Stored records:
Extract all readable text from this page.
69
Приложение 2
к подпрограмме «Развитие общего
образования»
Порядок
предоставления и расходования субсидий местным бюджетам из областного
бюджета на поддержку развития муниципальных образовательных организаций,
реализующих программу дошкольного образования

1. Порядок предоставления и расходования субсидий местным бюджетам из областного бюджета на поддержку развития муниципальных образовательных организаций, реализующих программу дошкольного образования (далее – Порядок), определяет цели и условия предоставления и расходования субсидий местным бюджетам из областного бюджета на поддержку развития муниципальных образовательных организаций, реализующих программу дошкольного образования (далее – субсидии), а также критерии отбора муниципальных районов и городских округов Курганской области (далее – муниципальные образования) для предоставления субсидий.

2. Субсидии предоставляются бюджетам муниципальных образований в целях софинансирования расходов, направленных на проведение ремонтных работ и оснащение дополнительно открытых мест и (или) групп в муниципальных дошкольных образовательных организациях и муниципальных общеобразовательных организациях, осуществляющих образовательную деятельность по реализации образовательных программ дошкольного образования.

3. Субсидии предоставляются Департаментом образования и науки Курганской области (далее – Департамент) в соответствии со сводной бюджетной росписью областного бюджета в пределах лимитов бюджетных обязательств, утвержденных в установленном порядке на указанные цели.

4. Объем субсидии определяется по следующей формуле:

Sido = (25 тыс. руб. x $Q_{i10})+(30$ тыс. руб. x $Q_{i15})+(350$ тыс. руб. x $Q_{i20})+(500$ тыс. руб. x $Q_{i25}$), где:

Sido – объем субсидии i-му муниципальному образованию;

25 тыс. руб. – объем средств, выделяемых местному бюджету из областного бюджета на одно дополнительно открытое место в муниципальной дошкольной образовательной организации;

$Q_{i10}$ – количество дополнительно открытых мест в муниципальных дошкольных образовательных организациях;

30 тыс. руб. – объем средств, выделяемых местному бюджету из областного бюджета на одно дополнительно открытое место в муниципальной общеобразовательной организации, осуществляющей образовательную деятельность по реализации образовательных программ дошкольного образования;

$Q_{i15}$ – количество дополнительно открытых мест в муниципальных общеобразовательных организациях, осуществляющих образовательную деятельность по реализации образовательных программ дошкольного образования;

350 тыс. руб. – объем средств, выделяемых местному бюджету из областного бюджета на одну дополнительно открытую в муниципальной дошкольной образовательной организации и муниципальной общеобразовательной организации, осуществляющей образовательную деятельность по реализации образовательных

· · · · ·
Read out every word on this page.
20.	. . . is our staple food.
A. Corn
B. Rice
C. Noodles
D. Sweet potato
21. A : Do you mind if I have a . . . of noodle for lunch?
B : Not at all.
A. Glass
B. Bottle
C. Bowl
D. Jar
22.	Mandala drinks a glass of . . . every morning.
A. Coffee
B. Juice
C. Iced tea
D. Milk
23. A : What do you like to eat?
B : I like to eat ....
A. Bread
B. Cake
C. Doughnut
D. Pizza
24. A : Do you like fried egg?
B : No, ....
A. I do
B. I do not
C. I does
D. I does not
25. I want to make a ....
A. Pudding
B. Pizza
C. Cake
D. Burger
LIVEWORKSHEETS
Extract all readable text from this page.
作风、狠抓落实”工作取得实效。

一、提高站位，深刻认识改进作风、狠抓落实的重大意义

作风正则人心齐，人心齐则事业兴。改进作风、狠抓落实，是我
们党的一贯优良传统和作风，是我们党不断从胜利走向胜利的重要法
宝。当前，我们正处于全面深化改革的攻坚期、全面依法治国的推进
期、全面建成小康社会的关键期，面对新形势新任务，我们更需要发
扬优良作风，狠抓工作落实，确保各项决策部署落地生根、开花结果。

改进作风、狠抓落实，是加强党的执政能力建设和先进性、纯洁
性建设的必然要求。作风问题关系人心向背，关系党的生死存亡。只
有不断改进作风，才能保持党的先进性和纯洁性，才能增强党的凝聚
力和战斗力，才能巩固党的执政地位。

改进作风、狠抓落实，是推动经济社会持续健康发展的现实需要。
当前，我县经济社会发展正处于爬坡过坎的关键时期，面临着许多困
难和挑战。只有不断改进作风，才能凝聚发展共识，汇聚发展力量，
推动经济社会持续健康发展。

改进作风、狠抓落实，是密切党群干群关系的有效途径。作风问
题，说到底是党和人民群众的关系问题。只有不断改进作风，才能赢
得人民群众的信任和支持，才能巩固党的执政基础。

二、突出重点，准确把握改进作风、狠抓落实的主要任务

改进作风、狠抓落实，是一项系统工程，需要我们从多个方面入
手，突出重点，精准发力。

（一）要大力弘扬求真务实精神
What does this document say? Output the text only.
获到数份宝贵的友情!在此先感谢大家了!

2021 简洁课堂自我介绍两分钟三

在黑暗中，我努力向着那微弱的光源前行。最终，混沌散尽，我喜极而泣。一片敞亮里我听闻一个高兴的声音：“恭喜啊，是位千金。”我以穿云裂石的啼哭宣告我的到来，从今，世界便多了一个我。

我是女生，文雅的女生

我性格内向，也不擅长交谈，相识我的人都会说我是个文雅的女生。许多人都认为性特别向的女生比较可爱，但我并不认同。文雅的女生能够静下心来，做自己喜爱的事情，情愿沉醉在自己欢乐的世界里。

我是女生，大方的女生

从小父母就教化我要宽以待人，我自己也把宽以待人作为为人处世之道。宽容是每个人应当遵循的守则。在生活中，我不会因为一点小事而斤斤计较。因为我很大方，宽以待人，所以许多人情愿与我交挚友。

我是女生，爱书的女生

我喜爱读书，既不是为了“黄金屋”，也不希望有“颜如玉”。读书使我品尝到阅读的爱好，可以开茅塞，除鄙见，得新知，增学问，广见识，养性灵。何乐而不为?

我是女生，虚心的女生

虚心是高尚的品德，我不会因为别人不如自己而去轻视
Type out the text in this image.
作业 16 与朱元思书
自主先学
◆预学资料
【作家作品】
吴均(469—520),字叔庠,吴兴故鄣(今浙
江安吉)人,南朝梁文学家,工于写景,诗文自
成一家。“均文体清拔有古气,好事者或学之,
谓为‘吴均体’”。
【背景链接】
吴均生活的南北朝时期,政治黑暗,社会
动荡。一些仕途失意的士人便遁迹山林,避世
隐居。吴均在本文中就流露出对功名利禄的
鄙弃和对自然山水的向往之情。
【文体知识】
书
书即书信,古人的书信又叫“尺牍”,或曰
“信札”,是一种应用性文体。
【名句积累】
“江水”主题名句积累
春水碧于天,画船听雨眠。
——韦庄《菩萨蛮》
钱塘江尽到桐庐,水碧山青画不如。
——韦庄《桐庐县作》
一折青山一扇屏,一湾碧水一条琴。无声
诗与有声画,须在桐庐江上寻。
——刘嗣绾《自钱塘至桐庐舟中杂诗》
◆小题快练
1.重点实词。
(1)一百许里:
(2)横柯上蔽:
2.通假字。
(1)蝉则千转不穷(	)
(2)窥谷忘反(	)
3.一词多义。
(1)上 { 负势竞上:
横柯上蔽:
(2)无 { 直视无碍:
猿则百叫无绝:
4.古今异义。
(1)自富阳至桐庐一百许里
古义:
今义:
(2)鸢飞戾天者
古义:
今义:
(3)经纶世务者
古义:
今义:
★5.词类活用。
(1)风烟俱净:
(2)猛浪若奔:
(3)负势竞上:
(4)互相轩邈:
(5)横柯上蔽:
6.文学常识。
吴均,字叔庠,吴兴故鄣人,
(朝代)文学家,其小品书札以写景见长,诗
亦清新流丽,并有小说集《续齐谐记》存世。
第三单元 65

The request — The listing above must be transcribed exactly, line by line.

Answer for this exercise —
Extract all readable text from this page.
69
Приложение 2
к подпрограмме «Развитие общего
образования»
Порядок
предоставления и расходования субсидий местным бюджетам из областного
бюджета на поддержку развития муниципальных образовательных организаций,
реализующих программу дошкольного образования

1. Порядок предоставления и расходования субсидий местным бюджетам из областного бюджета на поддержку развития муниципальных образовательных организаций, реализующих программу дошкольного образования (далее – Порядок), определяет цели и условия предоставления и расходования субсидий местным бюджетам из областного бюджета на поддержку развития муниципальных образовательных организаций, реализующих программу дошкольного образования (далее – субсидии), а также критерии отбора муниципальных районов и городских округов Курганской области (далее – муниципальные образования) для предоставления субсидий.

2. Субсидии предоставляются бюджетам муниципальных образований в целях софинансирования расходов, направленных на проведение ремонтных работ и оснащение дополнительно открытых мест и (или) групп в муниципальных дошкольных образовательных организациях и муниципальных общеобразовательных организациях, осуществляющих образовательную деятельность по реализации образовательных программ дошкольного образования.

3. Субсидии предоставляются Департаментом образования и науки Курганской области (далее – Департамент) в соответствии со сводной бюджетной росписью областного бюджета в пределах лимитов бюджетных обязательств, утвержденных в установленном порядке на указанные цели.

4. Объем субсидии определяется по следующей формуле:

Sido = (25 тыс. руб. x $Q_{i10})+(30$ тыс. руб. x $Q_{i15})+(350$ тыс. руб. x $Q_{i20})+(500$ тыс. руб. x $Q_{i25}$), где:

Sido – объем субсидии i-му муниципальному образованию;

25 тыс. руб. – объем средств, выделяемых местному бюджету из областного бюджета на одно дополнительно открытое место в муниципальной дошкольной образовательной организации;

$Q_{i10}$ – количество дополнительно открытых мест в муниципальных дошкольных образовательных организациях;

30 тыс. руб. – объем средств, выделяемых местному бюджету из областного бюджета на одно дополнительно открытое место в муниципальной общеобразовательной организации, осуществляющей образовательную деятельность по реализации образовательных программ дошкольного образования;

$Q_{i15}$ – количество дополнительно открытых мест в муниципальных общеобразовательных организациях, осуществляющих образовательную деятельность по реализации образовательных программ дошкольного образования;

350 тыс. руб. – объем средств, выделяемых местному бюджету из областного бюджета на одну дополнительно открытую в муниципальной дошкольной образовательной организации и муниципальной общеобразовательной организации, осуществляющей образовательную деятельность по реализации образовательных

· · · · ·
Read out every word on this page.
20.	. . . is our staple food.
A. Corn
B. Rice
C. Noodles
D. Sweet potato
21. A : Do you mind if I have a . . . of noodle for lunch?
B : Not at all.
A. Glass
B. Bottle
C. Bowl
D. Jar
22.	Mandala drinks a glass of . . . every morning.
A. Coffee
B. Juice
C. Iced tea
D. Milk
23. A : What do you like to eat?
B : I like to eat ....
A. Bread
B. Cake
C. Doughnut
D. Pizza
24. A : Do you like fried egg?
B : No, ....
A. I do
B. I do not
C. I does
D. I does not
25. I want to make a ....
A. Pudding
B. Pizza
C. Cake
D. Burger
LIVEWORKSHEETS
Extract all readable text from this page.
作风、狠抓落实”工作取得实效。

一、提高站位，深刻认识改进作风、狠抓落实的重大意义

作风正则人心齐，人心齐则事业兴。改进作风、狠抓落实，是我
们党的一贯优良传统和作风，是我们党不断从胜利走向胜利的重要法
宝。当前，我们正处于全面深化改革的攻坚期、全面依法治国的推进
期、全面建成小康社会的关键期，面对新形势新任务，我们更需要发
扬优良作风，狠抓工作落实，确保各项决策部署落地生根、开花结果。

改进作风、狠抓落实，是加强党的执政能力建设和先进性、纯洁
性建设的必然要求。作风问题关系人心向背，关系党的生死存亡。只
有不断改进作风，才能保持党的先进性和纯洁性，才能增强党的凝聚
力和战斗力，才能巩固党的执政地位。

改进作风、狠抓落实，是推动经济社会持续健康发展的现实需要。
当前，我县经济社会发展正处于爬坡过坎的关键时期，面临着许多困
难和挑战。只有不断改进作风，才能凝聚发展共识，汇聚发展力量，
推动经济社会持续健康发展。

改进作风、狠抓落实，是密切党群干群关系的有效途径。作风问
题，说到底是党和人民群众的关系问题。只有不断改进作风，才能赢
得人民群众的信任和支持，才能巩固党的执政基础。

二、突出重点，准确把握改进作风、狠抓落实的主要任务

改进作风、狠抓落实，是一项系统工程，需要我们从多个方面入
手，突出重点，精准发力。

（一）要大力弘扬求真务实精神
What does this document say? Output the text only.
获到数份宝贵的友情!在此先感谢大家了!

2021 简洁课堂自我介绍两分钟三

在黑暗中，我努力向着那微弱的光源前行。最终，混沌散尽，我喜极而泣。一片敞亮里我听闻一个高兴的声音：“恭喜啊，是位千金。”我以穿云裂石的啼哭宣告我的到来，从今，世界便多了一个我。

我是女生，文雅的女生

我性格内向，也不擅长交谈，相识我的人都会说我是个文雅的女生。许多人都认为性特别向的女生比较可爱，但我并不认同。文雅的女生能够静下心来，做自己喜爱的事情，情愿沉醉在自己欢乐的世界里。

我是女生，大方的女生

从小父母就教化我要宽以待人，我自己也把宽以待人作为为人处世之道。宽容是每个人应当遵循的守则。在生活中，我不会因为一点小事而斤斤计较。因为我很大方，宽以待人，所以许多人情愿与我交挚友。

我是女生，爱书的女生

我喜爱读书，既不是为了“黄金屋”，也不希望有“颜如玉”。读书使我品尝到阅读的爱好，可以开茅塞，除鄙见，得新知，增学问，广见识，养性灵。何乐而不为?

我是女生，虚心的女生

虚心是高尚的品德，我不会因为别人不如自己而去轻视
Type out the text in this image.
作业 16 与朱元思书
自主先学
◆预学资料
【作家作品】
吴均(469—520),字叔庠,吴兴故鄣(今浙
江安吉)人,南朝梁文学家,工于写景,诗文自
成一家。“均文体清拔有古气,好事者或学之,
谓为‘吴均体’”。
【背景链接】
吴均生活的南北朝时期,政治黑暗,社会
动荡。一些仕途失意的士人便遁迹山林,避世
隐居。吴均在本文中就流露出对功名利禄的
鄙弃和对自然山水的向往之情。
【文体知识】
书
书即书信,古人的书信又叫“尺牍”,或曰
“信札”,是一种应用性文体。
【名句积累】
“江水”主题名句积累
春水碧于天,画船听雨眠。
——韦庄《菩萨蛮》
钱塘江尽到桐庐,水碧山青画不如。
——韦庄《桐庐县作》
一折青山一扇屏,一湾碧水一条琴。无声
诗与有声画,须在桐庐江上寻。
——刘嗣绾《自钱塘至桐庐舟中杂诗》
◆小题快练
1.重点实词。
(1)一百许里:
(2)横柯上蔽:
2.通假字。
(1)蝉则千转不穷(	)
(2)窥谷忘反(	)
3.一词多义。
(1)上 { 负势竞上:
横柯上蔽:
(2)无 { 直视无碍:
猿则百叫无绝:
4.古今异义。
(1)自富阳至桐庐一百许里
古义:
今义:
(2)鸢飞戾天者
古义:
今义:
(3)经纶世务者
古义:
今义:
★5.词类活用。
(1)风烟俱净:
(2)猛浪若奔:
(3)负势竞上:
(4)互相轩邈:
(5)横柯上蔽:
6.文学常识。
吴均,字叔庠,吴兴故鄣人,
(朝代)文学家,其小品书札以写景见长,诗
亦清新流丽,并有小说集《续齐谐记》存世。
第三单元 65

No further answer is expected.